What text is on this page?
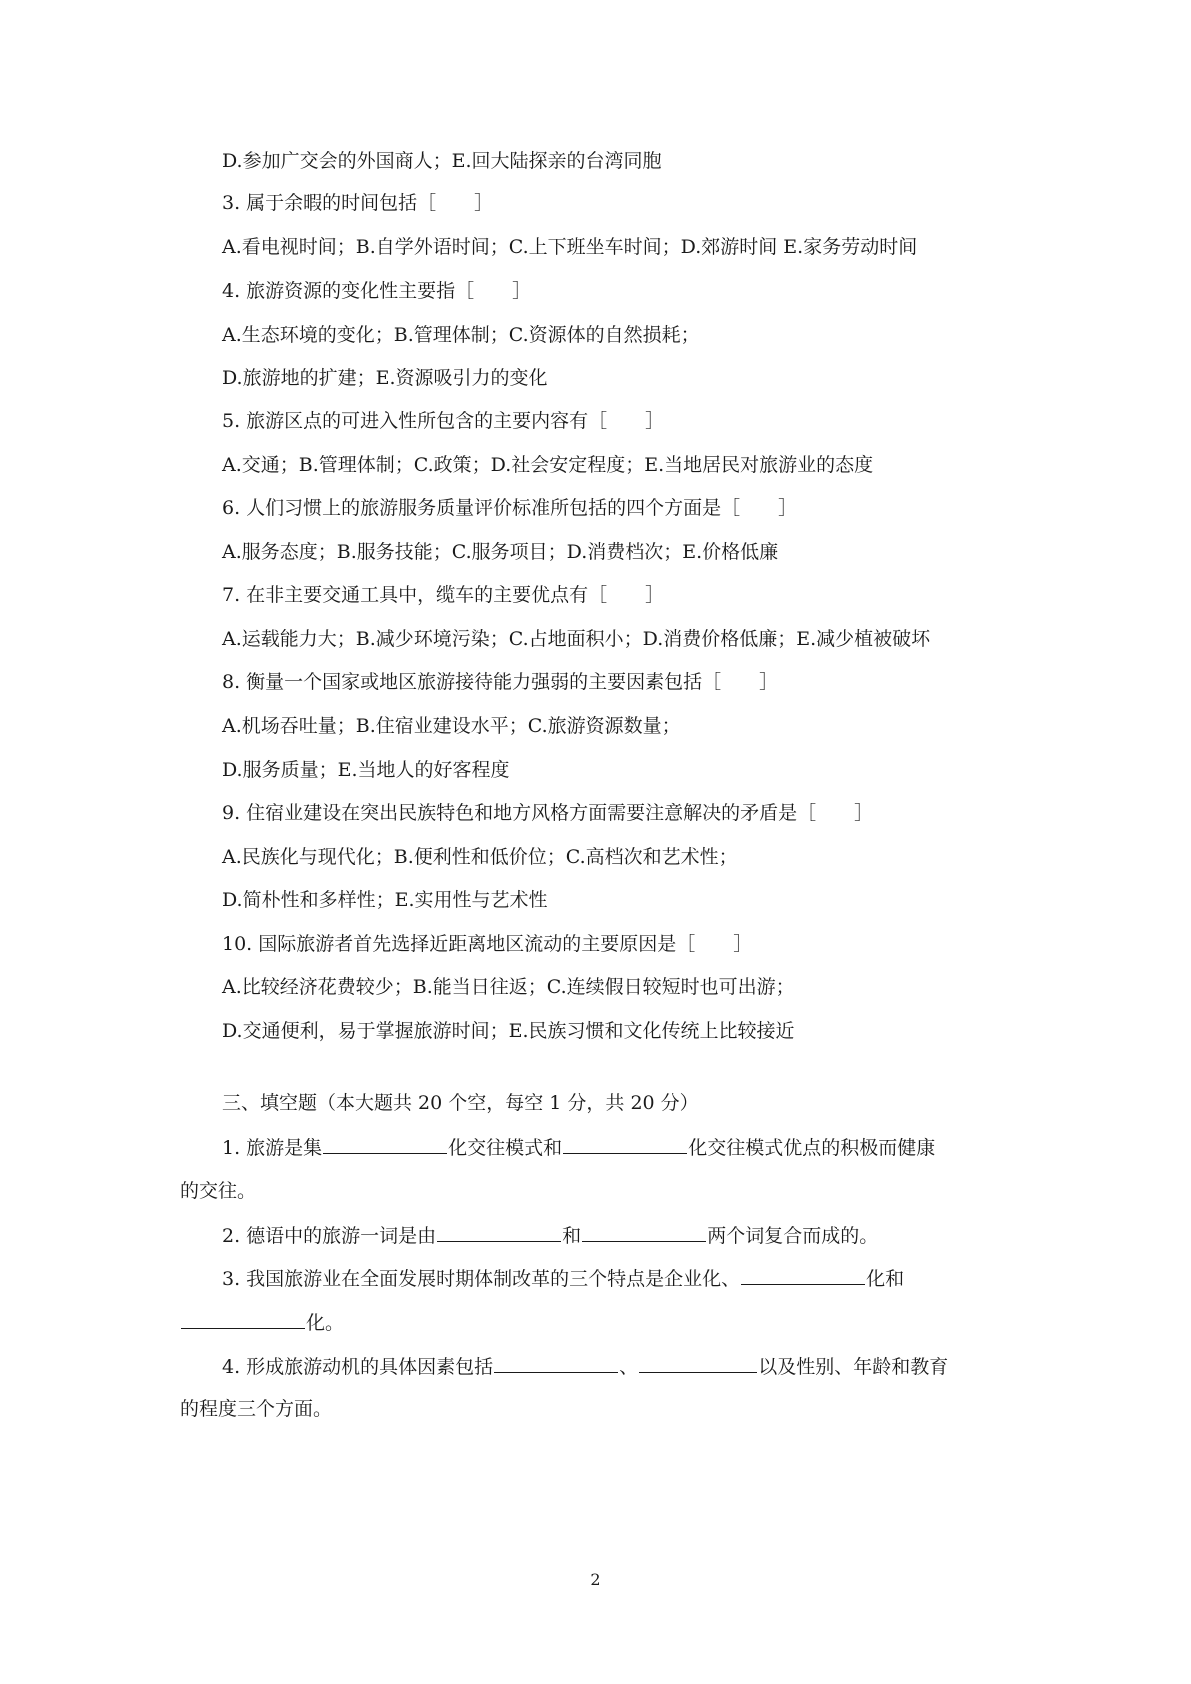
D.参加广交会的外国商人；E.回大陆探亲的台湾同胞
3. 属于余暇的时间包括［　　］
A.看电视时间；B.自学外语时间；C.上下班坐车时间；D.郊游时间 E.家务劳动时间
4. 旅游资源的变化性主要指［　　］
A.生态环境的变化；B.管理体制；C.资源体的自然损耗；
D.旅游地的扩建；E.资源吸引力的变化
5. 旅游区点的可进入性所包含的主要内容有［　　］
A.交通；B.管理体制；C.政策；D.社会安定程度；E.当地居民对旅游业的态度
6. 人们习惯上的旅游服务质量评价标准所包括的四个方面是［　　］
A.服务态度；B.服务技能；C.服务项目；D.消费档次；E.价格低廉
7. 在非主要交通工具中，缆车的主要优点有［　　］
A.运载能力大；B.减少环境污染；C.占地面积小；D.消费价格低廉；E.减少植被破坏
8. 衡量一个国家或地区旅游接待能力强弱的主要因素包括［　　］
A.机场吞吐量；B.住宿业建设水平；C.旅游资源数量；
D.服务质量；E.当地人的好客程度
9. 住宿业建设在突出民族特色和地方风格方面需要注意解决的矛盾是［　　］
A.民族化与现代化；B.便利性和低价位；C.高档次和艺术性；
D.简朴性和多样性；E.实用性与艺术性
10. 国际旅游者首先选择近距离地区流动的主要原因是［　　］
A.比较经济花费较少；B.能当日往返；C.连续假日较短时也可出游；
D.交通便利，易于掌握旅游时间；E.民族习惯和文化传统上比较接近
三、填空题（本大题共 20 个空，每空 1 分，共 20 分）
1. 旅游是集	化交往模式和	化交往模式优点的积极而健康
的交往。
2. 德语中的旅游一词是由	和	两个词复合而成的。
3. 我国旅游业在全面发展时期体制改革的三个特点是企业化、	化和
化。
4. 形成旅游动机的具体因素包括	、	以及性别、年龄和教育
的程度三个方面。
2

• EXERCISE REQUIREMENTS
Leave out the pictures and give the rest of the records again exactly.

• TASK SOLUTION
What text is on this page?
D.参加广交会的外国商人；E.回大陆探亲的台湾同胞
3. 属于余暇的时间包括［　　］
A.看电视时间；B.自学外语时间；C.上下班坐车时间；D.郊游时间 E.家务劳动时间
4. 旅游资源的变化性主要指［　　］
A.生态环境的变化；B.管理体制；C.资源体的自然损耗；
D.旅游地的扩建；E.资源吸引力的变化
5. 旅游区点的可进入性所包含的主要内容有［　　］
A.交通；B.管理体制；C.政策；D.社会安定程度；E.当地居民对旅游业的态度
6. 人们习惯上的旅游服务质量评价标准所包括的四个方面是［　　］
A.服务态度；B.服务技能；C.服务项目；D.消费档次；E.价格低廉
7. 在非主要交通工具中，缆车的主要优点有［　　］
A.运载能力大；B.减少环境污染；C.占地面积小；D.消费价格低廉；E.减少植被破坏
8. 衡量一个国家或地区旅游接待能力强弱的主要因素包括［　　］
A.机场吞吐量；B.住宿业建设水平；C.旅游资源数量；
D.服务质量；E.当地人的好客程度
9. 住宿业建设在突出民族特色和地方风格方面需要注意解决的矛盾是［　　］
A.民族化与现代化；B.便利性和低价位；C.高档次和艺术性；
D.简朴性和多样性；E.实用性与艺术性
10. 国际旅游者首先选择近距离地区流动的主要原因是［　　］
A.比较经济花费较少；B.能当日往返；C.连续假日较短时也可出游；
D.交通便利，易于掌握旅游时间；E.民族习惯和文化传统上比较接近
三、填空题（本大题共 20 个空，每空 1 分，共 20 分）
1. 旅游是集	化交往模式和	化交往模式优点的积极而健康
的交往。
2. 德语中的旅游一词是由	和	两个词复合而成的。
3. 我国旅游业在全面发展时期体制改革的三个特点是企业化、	化和
化。
4. 形成旅游动机的具体因素包括	、	以及性别、年龄和教育
的程度三个方面。
2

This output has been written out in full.